Work to be completed =>
Retype the listing that follows, word for word.

Figure record extracts:

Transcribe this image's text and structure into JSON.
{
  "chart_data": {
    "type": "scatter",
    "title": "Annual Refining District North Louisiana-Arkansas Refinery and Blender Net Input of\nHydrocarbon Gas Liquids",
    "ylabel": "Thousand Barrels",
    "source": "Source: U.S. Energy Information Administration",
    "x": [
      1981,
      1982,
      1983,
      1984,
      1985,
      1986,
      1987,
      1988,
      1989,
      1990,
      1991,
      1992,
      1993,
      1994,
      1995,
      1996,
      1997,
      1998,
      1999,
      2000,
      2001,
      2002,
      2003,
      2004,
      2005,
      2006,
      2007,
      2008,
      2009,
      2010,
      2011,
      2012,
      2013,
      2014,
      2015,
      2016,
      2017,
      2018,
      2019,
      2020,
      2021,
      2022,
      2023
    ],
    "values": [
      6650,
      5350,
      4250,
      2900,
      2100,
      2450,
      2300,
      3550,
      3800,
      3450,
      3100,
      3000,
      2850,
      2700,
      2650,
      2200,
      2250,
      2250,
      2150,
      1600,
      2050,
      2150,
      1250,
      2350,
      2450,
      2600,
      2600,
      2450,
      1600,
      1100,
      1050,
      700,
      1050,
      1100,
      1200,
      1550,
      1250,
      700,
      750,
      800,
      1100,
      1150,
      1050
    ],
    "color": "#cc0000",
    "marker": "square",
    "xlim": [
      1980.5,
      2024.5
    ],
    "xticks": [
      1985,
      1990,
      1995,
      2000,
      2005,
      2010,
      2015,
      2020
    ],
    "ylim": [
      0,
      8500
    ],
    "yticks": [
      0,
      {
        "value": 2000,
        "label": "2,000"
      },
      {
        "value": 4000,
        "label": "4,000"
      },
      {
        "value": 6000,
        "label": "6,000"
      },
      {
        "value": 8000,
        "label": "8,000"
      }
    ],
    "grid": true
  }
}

Task response =>
Transcribe this image's text and structure into JSON.
{
  "chart_data": {
    "type": "scatter",
    "title": "Annual Refining District North Louisiana-Arkansas Refinery and Blender Net Input of\nHydrocarbon Gas Liquids",
    "ylabel": "Thousand Barrels",
    "source": "Source: U.S. Energy Information Administration",
    "x": [
      1981,
      1982,
      1983,
      1984,
      1985,
      1986,
      1987,
      1988,
      1989,
      1990,
      1991,
      1992,
      1993,
      1994,
      1995,
      1996,
      1997,
      1998,
      1999,
      2000,
      2001,
      2002,
      2003,
      2004,
      2005,
      2006,
      2007,
      2008,
      2009,
      2010,
      2011,
      2012,
      2013,
      2014,
      2015,
      2016,
      2017,
      2018,
      2019,
      2020,
      2021,
      2022,
      2023
    ],
    "values": [
      6650,
      5350,
      4250,
      2900,
      2100,
      2450,
      2300,
      3550,
      3800,
      3450,
      3100,
      3000,
      2850,
      2700,
      2650,
      2200,
      2250,
      2250,
      2150,
      1600,
      2050,
      2150,
      1250,
      2350,
      2450,
      2600,
      2600,
      2450,
      1600,
      1100,
      1050,
      700,
      1050,
      1100,
      1200,
      1550,
      1250,
      700,
      750,
      800,
      1100,
      1150,
      1050
    ],
    "color": "#cc0000",
    "marker": "square",
    "xlim": [
      1980.5,
      2024.5
    ],
    "xticks": [
      1985,
      1990,
      1995,
      2000,
      2005,
      2010,
      2015,
      2020
    ],
    "ylim": [
      0,
      8500
    ],
    "yticks": [
      0,
      {
        "value": 2000,
        "label": "2,000"
      },
      {
        "value": 4000,
        "label": "4,000"
      },
      {
        "value": 6000,
        "label": "6,000"
      },
      {
        "value": 8000,
        "label": "8,000"
      }
    ],
    "grid": true
  }
}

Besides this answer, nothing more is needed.